* _Task inputs_:
+++++
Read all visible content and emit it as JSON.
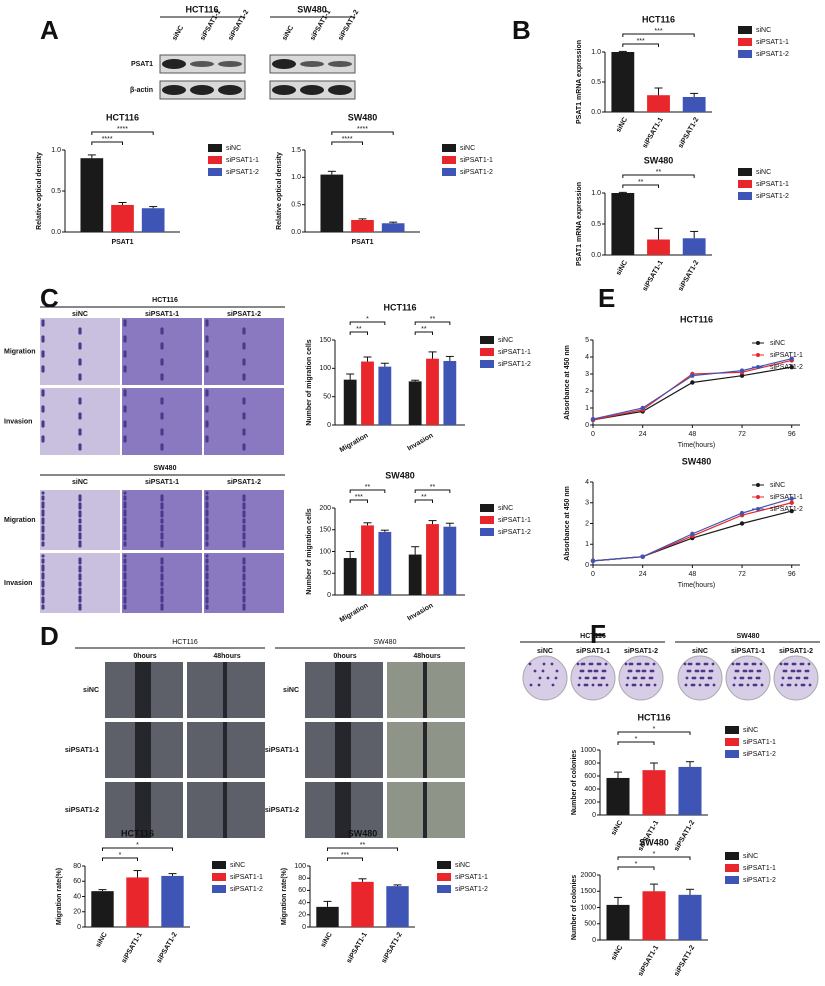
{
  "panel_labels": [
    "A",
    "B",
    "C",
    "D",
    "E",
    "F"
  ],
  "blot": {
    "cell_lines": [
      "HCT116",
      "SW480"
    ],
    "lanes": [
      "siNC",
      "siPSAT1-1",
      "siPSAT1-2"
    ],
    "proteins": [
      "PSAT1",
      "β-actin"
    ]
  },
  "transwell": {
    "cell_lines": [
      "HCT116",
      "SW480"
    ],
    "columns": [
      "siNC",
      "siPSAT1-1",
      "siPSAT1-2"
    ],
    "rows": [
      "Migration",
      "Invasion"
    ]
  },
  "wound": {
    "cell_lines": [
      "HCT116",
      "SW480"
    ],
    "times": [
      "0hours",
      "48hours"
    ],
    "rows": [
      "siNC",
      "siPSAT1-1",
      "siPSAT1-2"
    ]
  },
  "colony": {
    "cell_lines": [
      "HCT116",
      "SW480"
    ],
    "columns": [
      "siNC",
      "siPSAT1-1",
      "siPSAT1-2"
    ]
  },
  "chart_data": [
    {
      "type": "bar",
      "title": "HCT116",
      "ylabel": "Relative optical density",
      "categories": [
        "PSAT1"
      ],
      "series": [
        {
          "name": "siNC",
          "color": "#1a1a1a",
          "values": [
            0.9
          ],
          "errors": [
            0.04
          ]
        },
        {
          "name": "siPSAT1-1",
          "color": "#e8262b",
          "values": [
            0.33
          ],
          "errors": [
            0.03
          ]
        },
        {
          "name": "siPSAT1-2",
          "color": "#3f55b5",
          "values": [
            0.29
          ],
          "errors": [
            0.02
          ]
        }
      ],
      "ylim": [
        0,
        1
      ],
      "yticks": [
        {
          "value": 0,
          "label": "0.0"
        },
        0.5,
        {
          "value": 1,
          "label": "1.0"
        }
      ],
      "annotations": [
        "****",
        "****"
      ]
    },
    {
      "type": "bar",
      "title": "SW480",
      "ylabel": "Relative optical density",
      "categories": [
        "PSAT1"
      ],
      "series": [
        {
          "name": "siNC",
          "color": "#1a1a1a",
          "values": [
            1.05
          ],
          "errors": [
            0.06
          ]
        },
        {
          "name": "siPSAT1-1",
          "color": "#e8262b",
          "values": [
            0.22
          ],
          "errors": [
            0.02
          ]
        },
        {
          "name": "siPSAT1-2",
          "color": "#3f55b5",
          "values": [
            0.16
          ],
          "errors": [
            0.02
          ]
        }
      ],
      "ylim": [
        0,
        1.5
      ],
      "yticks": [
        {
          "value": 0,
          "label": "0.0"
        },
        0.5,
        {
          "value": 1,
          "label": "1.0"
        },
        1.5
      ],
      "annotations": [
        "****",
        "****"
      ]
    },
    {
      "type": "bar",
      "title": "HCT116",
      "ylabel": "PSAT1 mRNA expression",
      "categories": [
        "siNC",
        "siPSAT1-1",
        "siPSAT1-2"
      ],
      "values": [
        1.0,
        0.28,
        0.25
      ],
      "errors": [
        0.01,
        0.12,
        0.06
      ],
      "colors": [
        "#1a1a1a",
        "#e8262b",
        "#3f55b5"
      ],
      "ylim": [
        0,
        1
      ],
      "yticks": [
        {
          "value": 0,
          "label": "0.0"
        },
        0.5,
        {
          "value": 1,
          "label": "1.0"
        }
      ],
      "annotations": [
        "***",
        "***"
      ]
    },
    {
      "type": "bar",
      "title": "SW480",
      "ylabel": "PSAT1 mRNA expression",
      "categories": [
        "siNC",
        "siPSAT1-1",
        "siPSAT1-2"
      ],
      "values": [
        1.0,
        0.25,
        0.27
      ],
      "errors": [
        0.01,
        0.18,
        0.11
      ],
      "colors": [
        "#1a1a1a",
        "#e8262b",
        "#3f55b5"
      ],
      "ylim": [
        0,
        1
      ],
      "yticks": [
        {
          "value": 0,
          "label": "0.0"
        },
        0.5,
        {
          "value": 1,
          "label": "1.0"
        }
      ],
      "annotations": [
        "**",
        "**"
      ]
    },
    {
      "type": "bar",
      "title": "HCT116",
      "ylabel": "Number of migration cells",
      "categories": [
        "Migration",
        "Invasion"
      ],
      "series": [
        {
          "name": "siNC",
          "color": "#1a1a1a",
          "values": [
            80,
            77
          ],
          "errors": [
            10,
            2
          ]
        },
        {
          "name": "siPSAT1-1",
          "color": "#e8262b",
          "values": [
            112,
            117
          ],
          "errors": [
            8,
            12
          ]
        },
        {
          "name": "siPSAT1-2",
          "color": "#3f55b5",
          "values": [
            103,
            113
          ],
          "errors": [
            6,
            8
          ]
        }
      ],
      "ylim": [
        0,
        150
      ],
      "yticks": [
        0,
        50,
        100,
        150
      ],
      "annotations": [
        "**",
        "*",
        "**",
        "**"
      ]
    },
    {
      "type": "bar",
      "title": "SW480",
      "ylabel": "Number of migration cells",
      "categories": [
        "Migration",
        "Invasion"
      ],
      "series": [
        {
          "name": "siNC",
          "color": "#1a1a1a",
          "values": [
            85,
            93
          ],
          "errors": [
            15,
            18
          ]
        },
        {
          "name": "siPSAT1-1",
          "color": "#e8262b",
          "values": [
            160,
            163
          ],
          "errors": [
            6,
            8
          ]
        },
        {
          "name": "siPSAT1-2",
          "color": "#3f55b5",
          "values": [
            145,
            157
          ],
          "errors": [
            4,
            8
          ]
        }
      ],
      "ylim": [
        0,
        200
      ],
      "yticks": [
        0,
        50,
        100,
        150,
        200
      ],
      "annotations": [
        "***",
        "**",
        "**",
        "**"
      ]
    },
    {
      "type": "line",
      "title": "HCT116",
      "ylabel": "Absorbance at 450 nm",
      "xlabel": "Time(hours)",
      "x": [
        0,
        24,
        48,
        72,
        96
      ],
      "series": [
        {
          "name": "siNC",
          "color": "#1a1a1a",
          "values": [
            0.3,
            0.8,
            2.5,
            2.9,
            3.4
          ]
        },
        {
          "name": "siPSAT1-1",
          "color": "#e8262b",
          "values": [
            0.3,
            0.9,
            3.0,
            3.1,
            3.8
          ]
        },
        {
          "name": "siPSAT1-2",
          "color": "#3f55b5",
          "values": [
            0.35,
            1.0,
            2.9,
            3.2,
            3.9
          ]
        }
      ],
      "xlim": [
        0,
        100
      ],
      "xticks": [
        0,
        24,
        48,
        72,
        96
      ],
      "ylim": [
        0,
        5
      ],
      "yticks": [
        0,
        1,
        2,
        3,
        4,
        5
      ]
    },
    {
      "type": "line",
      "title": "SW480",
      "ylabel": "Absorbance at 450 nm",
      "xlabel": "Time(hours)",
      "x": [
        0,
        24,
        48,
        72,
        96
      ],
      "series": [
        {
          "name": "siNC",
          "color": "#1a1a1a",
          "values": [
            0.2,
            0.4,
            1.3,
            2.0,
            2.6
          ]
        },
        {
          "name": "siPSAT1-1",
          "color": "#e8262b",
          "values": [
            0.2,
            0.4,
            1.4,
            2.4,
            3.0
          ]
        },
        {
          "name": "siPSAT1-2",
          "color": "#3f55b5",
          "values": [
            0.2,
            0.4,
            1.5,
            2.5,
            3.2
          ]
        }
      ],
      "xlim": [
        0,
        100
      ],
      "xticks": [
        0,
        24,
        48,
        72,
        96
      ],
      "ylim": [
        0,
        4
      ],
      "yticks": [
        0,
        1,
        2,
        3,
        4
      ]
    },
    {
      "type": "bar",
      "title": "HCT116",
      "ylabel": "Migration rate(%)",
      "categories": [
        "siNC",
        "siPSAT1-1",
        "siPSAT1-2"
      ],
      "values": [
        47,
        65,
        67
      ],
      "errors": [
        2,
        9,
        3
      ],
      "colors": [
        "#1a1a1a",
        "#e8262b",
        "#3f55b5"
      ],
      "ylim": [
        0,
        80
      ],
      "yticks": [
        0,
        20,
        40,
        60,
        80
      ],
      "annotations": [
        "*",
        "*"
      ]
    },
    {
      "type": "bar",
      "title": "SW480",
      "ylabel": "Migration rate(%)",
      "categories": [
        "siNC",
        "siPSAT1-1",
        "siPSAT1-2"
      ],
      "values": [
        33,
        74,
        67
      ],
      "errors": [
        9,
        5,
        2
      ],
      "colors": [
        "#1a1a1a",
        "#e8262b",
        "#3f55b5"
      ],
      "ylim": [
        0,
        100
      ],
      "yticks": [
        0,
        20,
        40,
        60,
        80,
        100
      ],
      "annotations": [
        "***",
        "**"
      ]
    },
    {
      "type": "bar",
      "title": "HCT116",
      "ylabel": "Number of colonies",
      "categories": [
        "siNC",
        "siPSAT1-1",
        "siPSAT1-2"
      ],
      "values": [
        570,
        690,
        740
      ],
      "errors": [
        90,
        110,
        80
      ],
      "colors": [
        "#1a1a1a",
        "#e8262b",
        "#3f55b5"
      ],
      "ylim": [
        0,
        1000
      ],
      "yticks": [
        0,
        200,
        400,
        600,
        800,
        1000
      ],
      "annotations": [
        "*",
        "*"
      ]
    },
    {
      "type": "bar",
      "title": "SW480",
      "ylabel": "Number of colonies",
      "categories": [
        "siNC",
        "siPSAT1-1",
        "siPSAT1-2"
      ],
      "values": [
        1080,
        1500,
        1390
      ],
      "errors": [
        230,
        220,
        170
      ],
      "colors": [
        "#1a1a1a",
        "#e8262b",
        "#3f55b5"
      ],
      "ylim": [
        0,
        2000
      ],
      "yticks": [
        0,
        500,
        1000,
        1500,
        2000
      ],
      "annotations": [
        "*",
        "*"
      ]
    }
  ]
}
+++++
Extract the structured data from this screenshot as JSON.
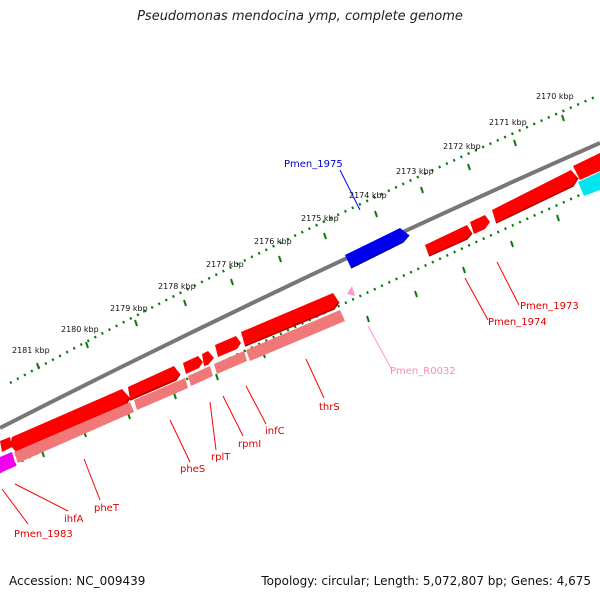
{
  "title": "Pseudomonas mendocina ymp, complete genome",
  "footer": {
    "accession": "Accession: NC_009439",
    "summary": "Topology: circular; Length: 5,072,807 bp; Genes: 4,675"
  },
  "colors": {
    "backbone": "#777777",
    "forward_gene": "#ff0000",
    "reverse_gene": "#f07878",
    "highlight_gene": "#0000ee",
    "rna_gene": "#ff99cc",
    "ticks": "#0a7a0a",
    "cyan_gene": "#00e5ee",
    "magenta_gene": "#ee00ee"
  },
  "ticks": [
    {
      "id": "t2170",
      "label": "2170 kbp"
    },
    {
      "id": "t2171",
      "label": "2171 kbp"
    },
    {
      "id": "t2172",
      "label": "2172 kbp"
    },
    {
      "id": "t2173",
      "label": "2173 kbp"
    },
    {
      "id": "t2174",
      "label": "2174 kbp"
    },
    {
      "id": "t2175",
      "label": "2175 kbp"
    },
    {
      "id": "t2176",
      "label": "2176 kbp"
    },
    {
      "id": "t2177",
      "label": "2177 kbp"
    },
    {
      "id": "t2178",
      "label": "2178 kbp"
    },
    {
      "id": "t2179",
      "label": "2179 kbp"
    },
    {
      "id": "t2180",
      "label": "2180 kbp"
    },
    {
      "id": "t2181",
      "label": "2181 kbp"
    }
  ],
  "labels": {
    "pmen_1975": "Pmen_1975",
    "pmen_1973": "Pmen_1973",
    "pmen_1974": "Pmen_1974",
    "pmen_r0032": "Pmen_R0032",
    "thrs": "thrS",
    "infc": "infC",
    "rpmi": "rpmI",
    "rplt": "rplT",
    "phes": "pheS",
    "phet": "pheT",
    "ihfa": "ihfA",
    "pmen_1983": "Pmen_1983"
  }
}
+++++
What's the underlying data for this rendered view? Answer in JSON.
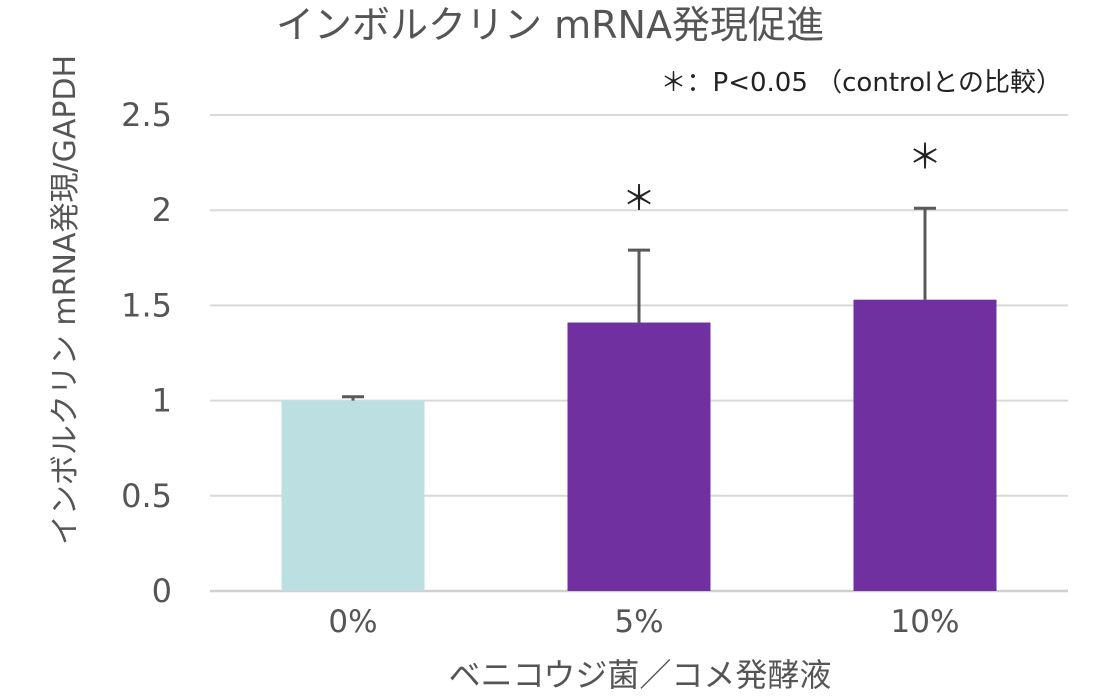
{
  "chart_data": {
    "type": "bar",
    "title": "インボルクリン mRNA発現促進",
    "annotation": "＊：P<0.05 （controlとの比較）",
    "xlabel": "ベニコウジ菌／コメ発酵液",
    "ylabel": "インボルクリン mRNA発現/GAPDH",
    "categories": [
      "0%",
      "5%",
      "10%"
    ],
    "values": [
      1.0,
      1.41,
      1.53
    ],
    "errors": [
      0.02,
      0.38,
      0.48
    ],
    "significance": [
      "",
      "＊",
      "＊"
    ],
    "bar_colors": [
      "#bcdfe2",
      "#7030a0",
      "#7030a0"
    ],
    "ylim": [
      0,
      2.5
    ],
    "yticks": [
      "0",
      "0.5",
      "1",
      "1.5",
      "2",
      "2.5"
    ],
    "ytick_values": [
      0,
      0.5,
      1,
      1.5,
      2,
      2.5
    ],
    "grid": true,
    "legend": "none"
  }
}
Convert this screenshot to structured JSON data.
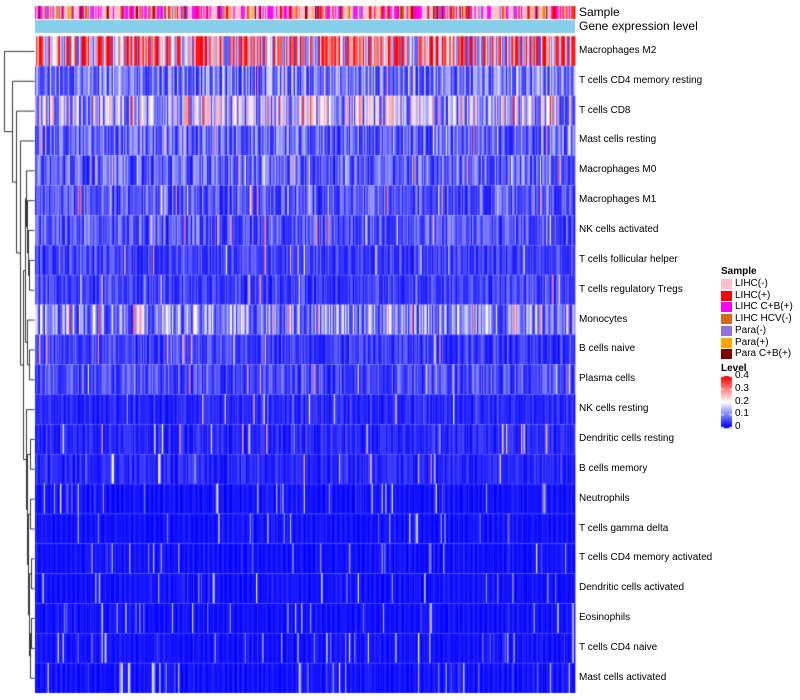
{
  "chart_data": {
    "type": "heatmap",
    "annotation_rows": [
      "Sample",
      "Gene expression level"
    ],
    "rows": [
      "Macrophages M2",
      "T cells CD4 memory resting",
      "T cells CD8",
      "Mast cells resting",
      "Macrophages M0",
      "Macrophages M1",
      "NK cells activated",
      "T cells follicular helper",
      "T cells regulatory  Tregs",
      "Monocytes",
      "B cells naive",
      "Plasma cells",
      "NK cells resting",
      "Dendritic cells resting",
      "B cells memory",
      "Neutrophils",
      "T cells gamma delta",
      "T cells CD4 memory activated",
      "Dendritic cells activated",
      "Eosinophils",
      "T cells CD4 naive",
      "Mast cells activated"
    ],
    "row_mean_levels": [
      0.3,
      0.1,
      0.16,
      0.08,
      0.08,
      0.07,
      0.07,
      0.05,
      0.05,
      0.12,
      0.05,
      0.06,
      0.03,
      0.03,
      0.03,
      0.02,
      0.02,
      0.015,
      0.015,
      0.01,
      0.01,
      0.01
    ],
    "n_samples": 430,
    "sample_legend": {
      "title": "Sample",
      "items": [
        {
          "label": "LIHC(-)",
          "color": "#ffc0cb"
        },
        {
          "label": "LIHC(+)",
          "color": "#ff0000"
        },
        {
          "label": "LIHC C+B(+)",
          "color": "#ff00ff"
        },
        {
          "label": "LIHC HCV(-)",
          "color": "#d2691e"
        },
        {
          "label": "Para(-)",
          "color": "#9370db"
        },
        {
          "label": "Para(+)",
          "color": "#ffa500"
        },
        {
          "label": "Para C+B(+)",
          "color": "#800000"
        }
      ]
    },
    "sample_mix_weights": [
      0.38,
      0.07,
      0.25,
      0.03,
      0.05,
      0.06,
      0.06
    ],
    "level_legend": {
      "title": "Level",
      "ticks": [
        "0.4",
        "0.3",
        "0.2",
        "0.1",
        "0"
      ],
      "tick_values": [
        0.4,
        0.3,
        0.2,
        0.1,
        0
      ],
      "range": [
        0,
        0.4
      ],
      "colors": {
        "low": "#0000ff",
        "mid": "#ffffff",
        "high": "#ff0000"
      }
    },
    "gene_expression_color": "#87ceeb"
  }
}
+++++
* _Exercise goal_:
Gather every line from the listing above in which "Dendritic" appears, and copy those lines.

* _Exercise result_:
      "Dendritic cells resting",
      "Dendritic cells activated",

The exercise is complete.